> [TASK INSTRUCTIONS]: Every line that includes the word "nwater" is to be listed.

═════ RECORDS ═════

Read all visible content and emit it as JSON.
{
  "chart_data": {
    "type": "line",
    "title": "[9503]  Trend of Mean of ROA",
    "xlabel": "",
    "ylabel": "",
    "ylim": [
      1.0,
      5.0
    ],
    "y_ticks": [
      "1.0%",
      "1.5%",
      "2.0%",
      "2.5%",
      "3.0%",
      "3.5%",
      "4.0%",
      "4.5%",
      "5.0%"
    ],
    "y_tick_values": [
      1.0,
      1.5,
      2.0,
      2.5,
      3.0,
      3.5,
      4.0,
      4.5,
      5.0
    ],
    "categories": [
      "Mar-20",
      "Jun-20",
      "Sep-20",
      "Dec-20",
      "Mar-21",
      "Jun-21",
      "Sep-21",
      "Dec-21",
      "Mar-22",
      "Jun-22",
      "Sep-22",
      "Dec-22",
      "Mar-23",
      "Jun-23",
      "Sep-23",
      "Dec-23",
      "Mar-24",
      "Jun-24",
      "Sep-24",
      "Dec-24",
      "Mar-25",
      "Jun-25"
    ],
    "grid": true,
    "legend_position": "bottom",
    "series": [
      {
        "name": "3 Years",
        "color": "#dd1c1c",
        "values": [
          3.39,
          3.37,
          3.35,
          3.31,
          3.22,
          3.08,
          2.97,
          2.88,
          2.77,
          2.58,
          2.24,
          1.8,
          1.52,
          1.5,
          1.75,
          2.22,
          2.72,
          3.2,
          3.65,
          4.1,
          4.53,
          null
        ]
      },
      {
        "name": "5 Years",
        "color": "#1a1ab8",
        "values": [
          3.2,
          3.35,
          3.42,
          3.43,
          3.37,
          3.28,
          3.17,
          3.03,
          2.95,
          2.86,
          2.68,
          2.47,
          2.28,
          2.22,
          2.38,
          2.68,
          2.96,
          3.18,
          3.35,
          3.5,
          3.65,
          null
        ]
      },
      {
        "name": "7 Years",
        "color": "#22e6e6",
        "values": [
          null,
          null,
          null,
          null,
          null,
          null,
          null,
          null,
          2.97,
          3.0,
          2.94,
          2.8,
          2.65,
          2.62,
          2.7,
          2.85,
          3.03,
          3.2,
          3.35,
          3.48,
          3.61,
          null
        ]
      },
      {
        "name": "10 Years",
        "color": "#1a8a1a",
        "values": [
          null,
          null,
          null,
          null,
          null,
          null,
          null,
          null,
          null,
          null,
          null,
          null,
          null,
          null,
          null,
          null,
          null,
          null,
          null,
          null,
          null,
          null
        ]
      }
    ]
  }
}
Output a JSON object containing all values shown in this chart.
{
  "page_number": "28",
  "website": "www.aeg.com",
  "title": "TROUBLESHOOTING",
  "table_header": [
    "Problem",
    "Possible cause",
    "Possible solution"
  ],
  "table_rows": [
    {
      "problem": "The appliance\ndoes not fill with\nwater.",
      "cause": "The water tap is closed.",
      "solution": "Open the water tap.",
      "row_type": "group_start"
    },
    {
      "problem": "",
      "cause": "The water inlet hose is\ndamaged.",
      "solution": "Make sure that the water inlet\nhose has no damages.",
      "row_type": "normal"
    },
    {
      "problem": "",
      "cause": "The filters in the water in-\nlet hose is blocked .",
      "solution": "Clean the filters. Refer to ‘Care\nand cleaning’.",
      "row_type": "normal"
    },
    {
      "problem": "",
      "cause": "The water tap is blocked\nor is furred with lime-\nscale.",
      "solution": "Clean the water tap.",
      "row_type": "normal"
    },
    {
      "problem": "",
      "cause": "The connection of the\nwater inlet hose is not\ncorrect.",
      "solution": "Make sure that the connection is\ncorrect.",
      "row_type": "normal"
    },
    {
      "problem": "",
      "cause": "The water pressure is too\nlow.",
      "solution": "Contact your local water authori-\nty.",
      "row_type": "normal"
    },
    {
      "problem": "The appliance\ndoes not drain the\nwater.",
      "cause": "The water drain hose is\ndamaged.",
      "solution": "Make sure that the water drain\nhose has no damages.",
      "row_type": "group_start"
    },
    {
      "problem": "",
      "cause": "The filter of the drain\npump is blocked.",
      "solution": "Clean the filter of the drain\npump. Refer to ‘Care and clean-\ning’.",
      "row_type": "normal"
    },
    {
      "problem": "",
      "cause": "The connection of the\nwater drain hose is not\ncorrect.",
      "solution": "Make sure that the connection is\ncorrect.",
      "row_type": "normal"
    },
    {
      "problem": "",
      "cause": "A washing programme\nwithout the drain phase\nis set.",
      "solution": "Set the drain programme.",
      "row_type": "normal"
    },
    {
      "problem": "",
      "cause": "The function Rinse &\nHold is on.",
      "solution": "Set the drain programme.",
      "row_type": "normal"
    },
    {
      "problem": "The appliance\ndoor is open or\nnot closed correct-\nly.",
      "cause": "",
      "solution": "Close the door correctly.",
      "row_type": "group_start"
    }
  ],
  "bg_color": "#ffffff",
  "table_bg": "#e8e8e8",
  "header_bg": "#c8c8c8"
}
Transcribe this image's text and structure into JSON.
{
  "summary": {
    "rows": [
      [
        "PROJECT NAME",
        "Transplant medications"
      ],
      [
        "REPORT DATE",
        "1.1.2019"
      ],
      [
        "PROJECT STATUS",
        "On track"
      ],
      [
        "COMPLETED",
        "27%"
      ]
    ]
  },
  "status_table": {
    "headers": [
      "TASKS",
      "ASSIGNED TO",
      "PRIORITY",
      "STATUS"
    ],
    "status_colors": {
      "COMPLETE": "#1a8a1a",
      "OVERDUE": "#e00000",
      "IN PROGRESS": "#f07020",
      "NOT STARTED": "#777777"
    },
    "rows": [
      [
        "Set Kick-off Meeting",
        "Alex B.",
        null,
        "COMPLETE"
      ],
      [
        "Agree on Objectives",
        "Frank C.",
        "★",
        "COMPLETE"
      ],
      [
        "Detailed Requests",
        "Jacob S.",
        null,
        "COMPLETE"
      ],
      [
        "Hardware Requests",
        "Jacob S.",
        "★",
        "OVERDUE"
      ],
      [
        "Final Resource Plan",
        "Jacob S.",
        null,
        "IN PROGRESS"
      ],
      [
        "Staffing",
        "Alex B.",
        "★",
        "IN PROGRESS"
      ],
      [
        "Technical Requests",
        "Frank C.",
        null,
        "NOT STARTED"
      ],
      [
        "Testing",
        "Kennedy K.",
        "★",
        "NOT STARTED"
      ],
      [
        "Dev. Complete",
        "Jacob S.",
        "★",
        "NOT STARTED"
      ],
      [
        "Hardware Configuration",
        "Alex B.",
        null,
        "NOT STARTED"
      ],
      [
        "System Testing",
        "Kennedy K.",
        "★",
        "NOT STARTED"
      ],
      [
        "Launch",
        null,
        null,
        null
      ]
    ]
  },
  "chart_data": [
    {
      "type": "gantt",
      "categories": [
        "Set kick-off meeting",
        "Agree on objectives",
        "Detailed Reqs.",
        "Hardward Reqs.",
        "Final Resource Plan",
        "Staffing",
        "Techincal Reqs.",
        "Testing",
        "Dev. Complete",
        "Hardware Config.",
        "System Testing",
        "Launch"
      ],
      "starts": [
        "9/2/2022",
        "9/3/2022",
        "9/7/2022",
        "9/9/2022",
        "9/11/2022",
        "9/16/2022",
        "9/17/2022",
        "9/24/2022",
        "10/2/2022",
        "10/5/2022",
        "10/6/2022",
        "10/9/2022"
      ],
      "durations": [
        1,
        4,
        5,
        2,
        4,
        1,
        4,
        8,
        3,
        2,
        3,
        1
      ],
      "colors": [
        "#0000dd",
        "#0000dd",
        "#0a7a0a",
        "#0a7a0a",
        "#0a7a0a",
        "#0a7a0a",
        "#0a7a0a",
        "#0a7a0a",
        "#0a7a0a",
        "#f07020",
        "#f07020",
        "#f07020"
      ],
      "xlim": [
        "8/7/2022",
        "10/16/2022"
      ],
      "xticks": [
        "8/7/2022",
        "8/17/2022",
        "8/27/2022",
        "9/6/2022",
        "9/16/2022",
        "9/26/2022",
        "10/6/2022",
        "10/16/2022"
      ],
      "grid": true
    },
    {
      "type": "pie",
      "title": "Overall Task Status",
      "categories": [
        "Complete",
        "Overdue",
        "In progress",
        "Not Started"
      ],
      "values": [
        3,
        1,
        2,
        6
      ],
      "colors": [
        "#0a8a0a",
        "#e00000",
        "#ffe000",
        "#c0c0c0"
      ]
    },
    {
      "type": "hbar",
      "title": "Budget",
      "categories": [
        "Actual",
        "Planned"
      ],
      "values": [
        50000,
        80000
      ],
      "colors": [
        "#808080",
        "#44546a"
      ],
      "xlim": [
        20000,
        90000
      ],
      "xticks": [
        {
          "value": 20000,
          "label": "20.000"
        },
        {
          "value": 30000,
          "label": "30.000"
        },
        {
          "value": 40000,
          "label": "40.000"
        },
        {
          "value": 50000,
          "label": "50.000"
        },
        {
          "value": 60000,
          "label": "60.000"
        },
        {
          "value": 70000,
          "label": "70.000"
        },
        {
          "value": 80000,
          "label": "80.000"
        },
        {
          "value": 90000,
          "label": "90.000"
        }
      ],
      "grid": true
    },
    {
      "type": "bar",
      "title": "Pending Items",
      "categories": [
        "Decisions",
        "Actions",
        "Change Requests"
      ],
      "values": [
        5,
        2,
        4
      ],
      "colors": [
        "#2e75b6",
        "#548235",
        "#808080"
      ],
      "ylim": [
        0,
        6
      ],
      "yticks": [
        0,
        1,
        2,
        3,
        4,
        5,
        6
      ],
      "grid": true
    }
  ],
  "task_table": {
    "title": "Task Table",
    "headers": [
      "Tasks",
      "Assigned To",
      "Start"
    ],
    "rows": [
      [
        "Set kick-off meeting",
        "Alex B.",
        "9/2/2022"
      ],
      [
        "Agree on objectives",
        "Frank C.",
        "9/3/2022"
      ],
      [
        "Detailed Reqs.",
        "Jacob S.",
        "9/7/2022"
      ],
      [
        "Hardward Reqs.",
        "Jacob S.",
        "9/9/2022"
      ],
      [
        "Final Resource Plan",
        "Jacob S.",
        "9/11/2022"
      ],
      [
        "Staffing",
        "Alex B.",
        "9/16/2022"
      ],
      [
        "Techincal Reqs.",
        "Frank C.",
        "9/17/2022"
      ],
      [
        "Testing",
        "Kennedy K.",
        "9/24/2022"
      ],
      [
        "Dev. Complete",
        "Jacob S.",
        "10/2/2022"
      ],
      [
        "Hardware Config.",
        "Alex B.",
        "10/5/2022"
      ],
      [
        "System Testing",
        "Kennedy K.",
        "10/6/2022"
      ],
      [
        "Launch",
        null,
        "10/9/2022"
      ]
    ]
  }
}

═════

> [EXERCISE ANSWER]:
      "problem": "The appliance\ndoes not fill with\nwater.",
      "cause": "The connection of the\nwater inlet hose is not\ncorrect.",
      "problem": "The appliance\ndoes not drain the\nwater.",
      "cause": "The connection of the\nwater drain hose is not\ncorrect.",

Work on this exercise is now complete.